*** READING PASSAGE Section Begins ***

For the '708 patent specifically, NeuMoDx said the patent is unenforceable due to "inequitable conduct."

NeuMoDx claimed in the documents that even though its CEO Jeffrey Williams and President Sundaresh Brahmasandra are named co-inventors on the '708 patent from their HandyLab days, BD changed the patent in 2010, specifically changing the word "microdroplet" to the word "sample."

NeuMoDx claimed that BD told the US Patent and Trademark Office it was doing so to improve readability, but that this was actually "intentionally incorrect and affirmatively misleading," and, "an intentional and purposeful broadening of the claim beyond the scope of the invention contemplated by the inventors."

Finally, NeuMoDx alleged that BD was aware of its technology since the beginning. In 2011, Williams and Brahmasandra contacted senior executives at BD and shared Williams' intentions to actively pursue, with the support of venture capital, a startup nucleic acid testing systems company. Brahmasandra informed BD that he was interested in joining on, but that he was prevented from doing so because of the non-compete agreement with BD. He requested a waiver of his non-compete agreement to work with Williams to develop a nucleic acid-based system for performing rapid identification, the documents claim.

*** READING PASSAGE Section Ends ***

YOUR OBJECTIVE —
Name each company or organization that appears in the patent dispute passage. The material after this point stands apart from the patent dispute passage.

*** THE DATA Section Begins ***

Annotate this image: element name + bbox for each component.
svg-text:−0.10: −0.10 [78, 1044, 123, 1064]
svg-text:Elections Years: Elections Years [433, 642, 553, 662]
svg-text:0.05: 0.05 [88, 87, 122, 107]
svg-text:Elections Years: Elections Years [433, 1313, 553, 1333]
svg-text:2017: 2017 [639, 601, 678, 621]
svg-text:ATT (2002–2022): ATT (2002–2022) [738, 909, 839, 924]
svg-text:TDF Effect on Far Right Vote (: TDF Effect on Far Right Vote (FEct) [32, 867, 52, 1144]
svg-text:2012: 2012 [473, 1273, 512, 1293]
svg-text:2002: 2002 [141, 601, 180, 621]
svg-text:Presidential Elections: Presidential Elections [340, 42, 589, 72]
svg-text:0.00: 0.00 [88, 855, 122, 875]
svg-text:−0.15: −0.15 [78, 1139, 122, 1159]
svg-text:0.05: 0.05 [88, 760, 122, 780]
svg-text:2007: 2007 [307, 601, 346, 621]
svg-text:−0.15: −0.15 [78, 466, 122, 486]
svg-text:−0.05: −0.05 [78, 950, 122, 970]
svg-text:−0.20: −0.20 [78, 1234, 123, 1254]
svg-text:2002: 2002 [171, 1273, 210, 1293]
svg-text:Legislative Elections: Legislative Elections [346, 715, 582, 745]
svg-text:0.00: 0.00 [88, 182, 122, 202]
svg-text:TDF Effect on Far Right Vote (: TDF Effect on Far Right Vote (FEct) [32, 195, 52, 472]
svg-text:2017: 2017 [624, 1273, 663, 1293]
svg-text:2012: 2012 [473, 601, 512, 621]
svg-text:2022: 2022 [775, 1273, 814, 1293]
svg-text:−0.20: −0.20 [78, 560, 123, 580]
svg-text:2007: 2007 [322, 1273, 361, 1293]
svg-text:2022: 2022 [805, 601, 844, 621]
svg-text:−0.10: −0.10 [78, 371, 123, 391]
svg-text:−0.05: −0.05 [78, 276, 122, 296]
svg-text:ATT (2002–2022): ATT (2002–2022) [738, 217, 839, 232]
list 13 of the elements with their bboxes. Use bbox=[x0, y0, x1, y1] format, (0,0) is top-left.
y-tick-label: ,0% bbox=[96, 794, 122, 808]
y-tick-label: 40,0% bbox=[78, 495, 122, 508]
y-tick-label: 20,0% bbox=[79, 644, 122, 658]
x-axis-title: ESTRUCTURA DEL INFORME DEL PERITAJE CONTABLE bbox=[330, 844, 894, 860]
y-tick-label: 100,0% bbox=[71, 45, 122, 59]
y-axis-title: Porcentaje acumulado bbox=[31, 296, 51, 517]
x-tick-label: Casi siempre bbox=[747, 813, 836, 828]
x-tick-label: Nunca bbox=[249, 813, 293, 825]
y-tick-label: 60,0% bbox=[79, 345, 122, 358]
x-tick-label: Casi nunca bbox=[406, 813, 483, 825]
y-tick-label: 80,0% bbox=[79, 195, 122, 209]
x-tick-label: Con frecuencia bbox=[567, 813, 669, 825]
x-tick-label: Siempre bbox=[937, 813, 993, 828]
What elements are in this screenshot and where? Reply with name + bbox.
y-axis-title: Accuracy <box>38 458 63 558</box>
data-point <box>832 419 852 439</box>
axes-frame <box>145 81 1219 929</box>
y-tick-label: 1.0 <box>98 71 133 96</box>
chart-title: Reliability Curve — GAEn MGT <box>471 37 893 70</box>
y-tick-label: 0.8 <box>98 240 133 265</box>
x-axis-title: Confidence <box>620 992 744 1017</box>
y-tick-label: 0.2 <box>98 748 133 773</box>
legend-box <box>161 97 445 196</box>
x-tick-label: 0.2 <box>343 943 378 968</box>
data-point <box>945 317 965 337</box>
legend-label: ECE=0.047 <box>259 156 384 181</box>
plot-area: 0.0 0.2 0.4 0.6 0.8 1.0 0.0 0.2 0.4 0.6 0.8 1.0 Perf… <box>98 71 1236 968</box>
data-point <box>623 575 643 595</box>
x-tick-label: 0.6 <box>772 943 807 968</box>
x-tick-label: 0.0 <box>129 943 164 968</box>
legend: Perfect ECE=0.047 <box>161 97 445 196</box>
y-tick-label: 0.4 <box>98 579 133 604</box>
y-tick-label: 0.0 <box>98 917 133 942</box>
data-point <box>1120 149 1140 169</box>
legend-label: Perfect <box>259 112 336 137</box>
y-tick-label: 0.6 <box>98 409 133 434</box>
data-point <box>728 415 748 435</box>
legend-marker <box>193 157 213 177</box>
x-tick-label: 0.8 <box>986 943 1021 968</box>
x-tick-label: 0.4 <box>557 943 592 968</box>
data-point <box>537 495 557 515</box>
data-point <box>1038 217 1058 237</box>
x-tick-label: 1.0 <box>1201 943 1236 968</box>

*** THE DATA Section Ends ***

RESULT OF THE EXERCISE —
NeuMoDx, BD, HandyLab, US Patent and Trademark Office